TASK TO COMPLETE –
Below is a set of records. Repeat all of them exactly.

━━ RECORD EXCERPTS ━━

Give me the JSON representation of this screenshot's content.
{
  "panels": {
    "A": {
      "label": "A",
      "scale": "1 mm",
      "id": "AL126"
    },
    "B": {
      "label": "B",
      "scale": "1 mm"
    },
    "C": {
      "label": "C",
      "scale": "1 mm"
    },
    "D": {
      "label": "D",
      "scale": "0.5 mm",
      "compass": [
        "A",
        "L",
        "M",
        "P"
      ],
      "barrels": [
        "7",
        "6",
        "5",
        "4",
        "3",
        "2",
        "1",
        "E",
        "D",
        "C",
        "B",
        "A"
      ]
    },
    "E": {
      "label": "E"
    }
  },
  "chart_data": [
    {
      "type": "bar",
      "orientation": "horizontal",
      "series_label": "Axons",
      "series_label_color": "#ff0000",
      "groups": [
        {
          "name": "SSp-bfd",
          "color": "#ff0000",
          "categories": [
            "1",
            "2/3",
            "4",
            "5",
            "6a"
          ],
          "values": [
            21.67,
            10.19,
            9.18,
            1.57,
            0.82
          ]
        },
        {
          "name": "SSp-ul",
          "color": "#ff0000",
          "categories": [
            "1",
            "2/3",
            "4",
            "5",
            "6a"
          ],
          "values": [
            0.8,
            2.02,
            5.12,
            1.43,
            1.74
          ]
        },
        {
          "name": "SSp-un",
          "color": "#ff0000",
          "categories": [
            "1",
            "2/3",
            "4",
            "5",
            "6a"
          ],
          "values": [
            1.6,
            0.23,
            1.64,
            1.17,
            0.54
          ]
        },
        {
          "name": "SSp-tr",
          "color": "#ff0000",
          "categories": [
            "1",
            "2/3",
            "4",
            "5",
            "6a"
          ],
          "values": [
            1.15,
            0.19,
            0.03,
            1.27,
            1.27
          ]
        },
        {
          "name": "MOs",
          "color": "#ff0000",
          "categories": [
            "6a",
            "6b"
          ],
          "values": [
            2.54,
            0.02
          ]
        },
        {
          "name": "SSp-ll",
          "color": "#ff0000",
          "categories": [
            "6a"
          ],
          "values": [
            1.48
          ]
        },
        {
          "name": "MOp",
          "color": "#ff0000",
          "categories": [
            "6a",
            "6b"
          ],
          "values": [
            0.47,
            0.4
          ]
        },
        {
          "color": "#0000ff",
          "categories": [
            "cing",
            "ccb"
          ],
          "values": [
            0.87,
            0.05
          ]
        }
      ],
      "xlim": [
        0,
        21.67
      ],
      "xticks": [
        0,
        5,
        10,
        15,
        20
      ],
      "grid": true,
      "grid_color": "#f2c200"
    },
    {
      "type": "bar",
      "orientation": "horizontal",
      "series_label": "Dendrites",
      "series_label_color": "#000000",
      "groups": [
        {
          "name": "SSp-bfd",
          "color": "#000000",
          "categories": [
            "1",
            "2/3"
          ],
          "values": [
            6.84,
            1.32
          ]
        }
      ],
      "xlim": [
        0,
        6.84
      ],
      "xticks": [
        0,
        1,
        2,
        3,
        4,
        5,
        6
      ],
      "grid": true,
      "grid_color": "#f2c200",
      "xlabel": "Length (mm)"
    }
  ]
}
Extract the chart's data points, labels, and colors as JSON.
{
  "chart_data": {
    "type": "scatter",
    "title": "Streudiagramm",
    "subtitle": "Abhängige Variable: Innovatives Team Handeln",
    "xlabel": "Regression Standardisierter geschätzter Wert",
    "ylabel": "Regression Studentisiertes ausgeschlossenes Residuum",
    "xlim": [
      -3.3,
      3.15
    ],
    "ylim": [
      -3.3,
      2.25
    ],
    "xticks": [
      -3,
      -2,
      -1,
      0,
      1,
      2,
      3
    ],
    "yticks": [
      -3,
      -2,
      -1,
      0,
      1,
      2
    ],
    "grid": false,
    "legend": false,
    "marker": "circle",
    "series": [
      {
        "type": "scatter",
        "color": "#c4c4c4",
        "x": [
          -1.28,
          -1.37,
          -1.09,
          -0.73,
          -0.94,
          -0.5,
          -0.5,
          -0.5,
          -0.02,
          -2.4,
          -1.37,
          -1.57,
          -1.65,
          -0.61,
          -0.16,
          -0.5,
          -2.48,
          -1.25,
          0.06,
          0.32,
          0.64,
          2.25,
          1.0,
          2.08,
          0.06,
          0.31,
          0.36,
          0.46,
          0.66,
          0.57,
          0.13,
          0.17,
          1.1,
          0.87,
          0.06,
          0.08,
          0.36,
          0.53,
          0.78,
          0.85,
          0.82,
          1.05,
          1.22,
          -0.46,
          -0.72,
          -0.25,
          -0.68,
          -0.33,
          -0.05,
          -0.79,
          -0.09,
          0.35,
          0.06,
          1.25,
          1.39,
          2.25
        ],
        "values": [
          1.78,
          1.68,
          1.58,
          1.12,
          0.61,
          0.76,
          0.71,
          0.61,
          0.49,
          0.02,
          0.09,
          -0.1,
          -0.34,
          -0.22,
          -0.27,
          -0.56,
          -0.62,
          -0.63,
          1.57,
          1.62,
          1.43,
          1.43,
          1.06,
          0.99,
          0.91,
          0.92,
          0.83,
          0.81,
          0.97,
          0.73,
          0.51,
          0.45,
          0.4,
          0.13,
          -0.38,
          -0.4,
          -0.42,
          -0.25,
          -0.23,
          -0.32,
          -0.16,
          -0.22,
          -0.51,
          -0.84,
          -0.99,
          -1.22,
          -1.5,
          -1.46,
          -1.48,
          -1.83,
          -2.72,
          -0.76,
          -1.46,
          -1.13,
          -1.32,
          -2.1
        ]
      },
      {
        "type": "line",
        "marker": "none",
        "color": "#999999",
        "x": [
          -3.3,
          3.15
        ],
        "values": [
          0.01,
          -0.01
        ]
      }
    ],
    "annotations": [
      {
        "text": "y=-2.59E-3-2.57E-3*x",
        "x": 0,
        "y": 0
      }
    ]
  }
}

━━━

COMPLETED EXERCISE –
Give me the JSON representation of this screenshot's content.
{
  "panels": {
    "A": {
      "label": "A",
      "scale": "1 mm",
      "id": "AL126"
    },
    "B": {
      "label": "B",
      "scale": "1 mm"
    },
    "C": {
      "label": "C",
      "scale": "1 mm"
    },
    "D": {
      "label": "D",
      "scale": "0.5 mm",
      "compass": [
        "A",
        "L",
        "M",
        "P"
      ],
      "barrels": [
        "7",
        "6",
        "5",
        "4",
        "3",
        "2",
        "1",
        "E",
        "D",
        "C",
        "B",
        "A"
      ]
    },
    "E": {
      "label": "E"
    }
  },
  "chart_data": [
    {
      "type": "bar",
      "orientation": "horizontal",
      "series_label": "Axons",
      "series_label_color": "#ff0000",
      "groups": [
        {
          "name": "SSp-bfd",
          "color": "#ff0000",
          "categories": [
            "1",
            "2/3",
            "4",
            "5",
            "6a"
          ],
          "values": [
            21.67,
            10.19,
            9.18,
            1.57,
            0.82
          ]
        },
        {
          "name": "SSp-ul",
          "color": "#ff0000",
          "categories": [
            "1",
            "2/3",
            "4",
            "5",
            "6a"
          ],
          "values": [
            0.8,
            2.02,
            5.12,
            1.43,
            1.74
          ]
        },
        {
          "name": "SSp-un",
          "color": "#ff0000",
          "categories": [
            "1",
            "2/3",
            "4",
            "5",
            "6a"
          ],
          "values": [
            1.6,
            0.23,
            1.64,
            1.17,
            0.54
          ]
        },
        {
          "name": "SSp-tr",
          "color": "#ff0000",
          "categories": [
            "1",
            "2/3",
            "4",
            "5",
            "6a"
          ],
          "values": [
            1.15,
            0.19,
            0.03,
            1.27,
            1.27
          ]
        },
        {
          "name": "MOs",
          "color": "#ff0000",
          "categories": [
            "6a",
            "6b"
          ],
          "values": [
            2.54,
            0.02
          ]
        },
        {
          "name": "SSp-ll",
          "color": "#ff0000",
          "categories": [
            "6a"
          ],
          "values": [
            1.48
          ]
        },
        {
          "name": "MOp",
          "color": "#ff0000",
          "categories": [
            "6a",
            "6b"
          ],
          "values": [
            0.47,
            0.4
          ]
        },
        {
          "color": "#0000ff",
          "categories": [
            "cing",
            "ccb"
          ],
          "values": [
            0.87,
            0.05
          ]
        }
      ],
      "xlim": [
        0,
        21.67
      ],
      "xticks": [
        0,
        5,
        10,
        15,
        20
      ],
      "grid": true,
      "grid_color": "#f2c200"
    },
    {
      "type": "bar",
      "orientation": "horizontal",
      "series_label": "Dendrites",
      "series_label_color": "#000000",
      "groups": [
        {
          "name": "SSp-bfd",
          "color": "#000000",
          "categories": [
            "1",
            "2/3"
          ],
          "values": [
            6.84,
            1.32
          ]
        }
      ],
      "xlim": [
        0,
        6.84
      ],
      "xticks": [
        0,
        1,
        2,
        3,
        4,
        5,
        6
      ],
      "grid": true,
      "grid_color": "#f2c200",
      "xlabel": "Length (mm)"
    }
  ]
}
Extract the chart's data points, labels, and colors as JSON.
{
  "chart_data": {
    "type": "scatter",
    "title": "Streudiagramm",
    "subtitle": "Abhängige Variable: Innovatives Team Handeln",
    "xlabel": "Regression Standardisierter geschätzter Wert",
    "ylabel": "Regression Studentisiertes ausgeschlossenes Residuum",
    "xlim": [
      -3.3,
      3.15
    ],
    "ylim": [
      -3.3,
      2.25
    ],
    "xticks": [
      -3,
      -2,
      -1,
      0,
      1,
      2,
      3
    ],
    "yticks": [
      -3,
      -2,
      -1,
      0,
      1,
      2
    ],
    "grid": false,
    "legend": false,
    "marker": "circle",
    "series": [
      {
        "type": "scatter",
        "color": "#c4c4c4",
        "x": [
          -1.28,
          -1.37,
          -1.09,
          -0.73,
          -0.94,
          -0.5,
          -0.5,
          -0.5,
          -0.02,
          -2.4,
          -1.37,
          -1.57,
          -1.65,
          -0.61,
          -0.16,
          -0.5,
          -2.48,
          -1.25,
          0.06,
          0.32,
          0.64,
          2.25,
          1.0,
          2.08,
          0.06,
          0.31,
          0.36,
          0.46,
          0.66,
          0.57,
          0.13,
          0.17,
          1.1,
          0.87,
          0.06,
          0.08,
          0.36,
          0.53,
          0.78,
          0.85,
          0.82,
          1.05,
          1.22,
          -0.46,
          -0.72,
          -0.25,
          -0.68,
          -0.33,
          -0.05,
          -0.79,
          -0.09,
          0.35,
          0.06,
          1.25,
          1.39,
          2.25
        ],
        "values": [
          1.78,
          1.68,
          1.58,
          1.12,
          0.61,
          0.76,
          0.71,
          0.61,
          0.49,
          0.02,
          0.09,
          -0.1,
          -0.34,
          -0.22,
          -0.27,
          -0.56,
          -0.62,
          -0.63,
          1.57,
          1.62,
          1.43,
          1.43,
          1.06,
          0.99,
          0.91,
          0.92,
          0.83,
          0.81,
          0.97,
          0.73,
          0.51,
          0.45,
          0.4,
          0.13,
          -0.38,
          -0.4,
          -0.42,
          -0.25,
          -0.23,
          -0.32,
          -0.16,
          -0.22,
          -0.51,
          -0.84,
          -0.99,
          -1.22,
          -1.5,
          -1.46,
          -1.48,
          -1.83,
          -2.72,
          -0.76,
          -1.46,
          -1.13,
          -1.32,
          -2.1
        ]
      },
      {
        "type": "line",
        "marker": "none",
        "color": "#999999",
        "x": [
          -3.3,
          3.15
        ],
        "values": [
          0.01,
          -0.01
        ]
      }
    ],
    "annotations": [
      {
        "text": "y=-2.59E-3-2.57E-3*x",
        "x": 0,
        "y": 0
      }
    ]
  }
}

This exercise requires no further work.